Exercise details: Only the number is wanted: how many lines contain the word "сделать"?

# start of Information shown

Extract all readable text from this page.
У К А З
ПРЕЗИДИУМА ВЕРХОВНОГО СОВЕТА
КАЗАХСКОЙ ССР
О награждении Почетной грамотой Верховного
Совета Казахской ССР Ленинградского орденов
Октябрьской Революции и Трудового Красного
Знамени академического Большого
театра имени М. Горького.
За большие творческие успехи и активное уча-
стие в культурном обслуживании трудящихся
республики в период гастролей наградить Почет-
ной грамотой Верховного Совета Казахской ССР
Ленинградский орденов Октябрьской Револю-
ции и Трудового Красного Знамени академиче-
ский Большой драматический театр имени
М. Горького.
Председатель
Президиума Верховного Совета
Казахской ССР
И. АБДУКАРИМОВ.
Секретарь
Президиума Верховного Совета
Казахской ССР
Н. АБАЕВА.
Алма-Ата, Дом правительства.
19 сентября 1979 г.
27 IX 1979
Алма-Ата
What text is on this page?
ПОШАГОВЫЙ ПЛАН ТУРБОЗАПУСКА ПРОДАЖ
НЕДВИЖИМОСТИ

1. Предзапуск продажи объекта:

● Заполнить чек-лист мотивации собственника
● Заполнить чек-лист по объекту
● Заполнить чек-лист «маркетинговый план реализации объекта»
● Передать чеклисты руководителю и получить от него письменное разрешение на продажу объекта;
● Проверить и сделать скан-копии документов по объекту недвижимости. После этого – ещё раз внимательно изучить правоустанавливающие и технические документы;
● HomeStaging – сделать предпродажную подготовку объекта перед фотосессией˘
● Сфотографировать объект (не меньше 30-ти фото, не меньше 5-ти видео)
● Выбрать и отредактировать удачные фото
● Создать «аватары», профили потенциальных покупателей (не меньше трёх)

# end of Information shown

Exercise solution: 2